AVAILABLE DATA:
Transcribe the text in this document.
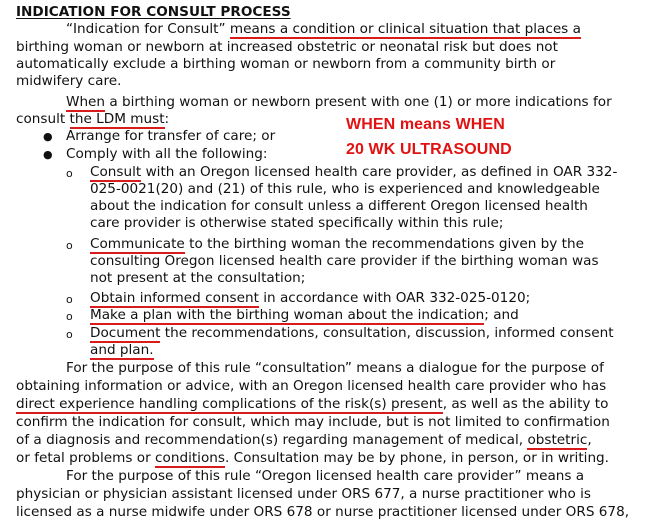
INDICATION FOR CONSULT PROCESS
“Indication for Consult” means a condition or clinical situation that places a
birthing woman or newborn at increased obstetric or neonatal risk but does not
automatically exclude a birthing woman or newborn from a community birth or
midwifery care.
When a birthing woman or newborn present with one (1) or more indications for
consult the LDM must:
● Arrange for transfer of care; or
● Comply with all the following:
WHEN means WHEN
20 WK ULTRASOUND
o Consult with an Oregon licensed health care provider, as defined in OAR 332-
025-0021(20) and (21) of this rule, who is experienced and knowledgeable
about the indication for consult unless a different Oregon licensed health
care provider is otherwise stated specifically within this rule;
o Communicate to the birthing woman the recommendations given by the
consulting Oregon licensed health care provider if the birthing woman was
not present at the consultation;
o Obtain informed consent in accordance with OAR 332-025-0120;
o Make a plan with the birthing woman about the indication; and
o Document the recommendations, consultation, discussion, informed consent
and plan.
For the purpose of this rule “consultation” means a dialogue for the purpose of
obtaining information or advice, with an Oregon licensed health care provider who has
direct experience handling complications of the risk(s) present, as well as the ability to
confirm the indication for consult, which may include, but is not limited to confirmation
of a diagnosis and recommendation(s) regarding management of medical, obstetric,
or fetal problems or conditions. Consultation may be by phone, in person, or in writing.
For the purpose of this rule “Oregon licensed health care provider” means a
physician or physician assistant licensed under ORS 677, a nurse practitioner who is
licensed as a nurse midwife under ORS 678 or nurse practitioner licensed under ORS 678,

WHAT TO WORK ON: Retype the records exactly. Any image in them should not appear in what you write.

WORKED SOLUTION:
Transcribe the text in this document.
INDICATION FOR CONSULT PROCESS
“Indication for Consult” means a condition or clinical situation that places a
birthing woman or newborn at increased obstetric or neonatal risk but does not
automatically exclude a birthing woman or newborn from a community birth or
midwifery care.
When a birthing woman or newborn present with one (1) or more indications for
consult the LDM must:
● Arrange for transfer of care; or
● Comply with all the following:
WHEN means WHEN
20 WK ULTRASOUND
o Consult with an Oregon licensed health care provider, as defined in OAR 332-
025-0021(20) and (21) of this rule, who is experienced and knowledgeable
about the indication for consult unless a different Oregon licensed health
care provider is otherwise stated specifically within this rule;
o Communicate to the birthing woman the recommendations given by the
consulting Oregon licensed health care provider if the birthing woman was
not present at the consultation;
o Obtain informed consent in accordance with OAR 332-025-0120;
o Make a plan with the birthing woman about the indication; and
o Document the recommendations, consultation, discussion, informed consent
and plan.
For the purpose of this rule “consultation” means a dialogue for the purpose of
obtaining information or advice, with an Oregon licensed health care provider who has
direct experience handling complications of the risk(s) present, as well as the ability to
confirm the indication for consult, which may include, but is not limited to confirmation
of a diagnosis and recommendation(s) regarding management of medical, obstetric,
or fetal problems or conditions. Consultation may be by phone, in person, or in writing.
For the purpose of this rule “Oregon licensed health care provider” means a
physician or physician assistant licensed under ORS 677, a nurse practitioner who is
licensed as a nurse midwife under ORS 678 or nurse practitioner licensed under ORS 678,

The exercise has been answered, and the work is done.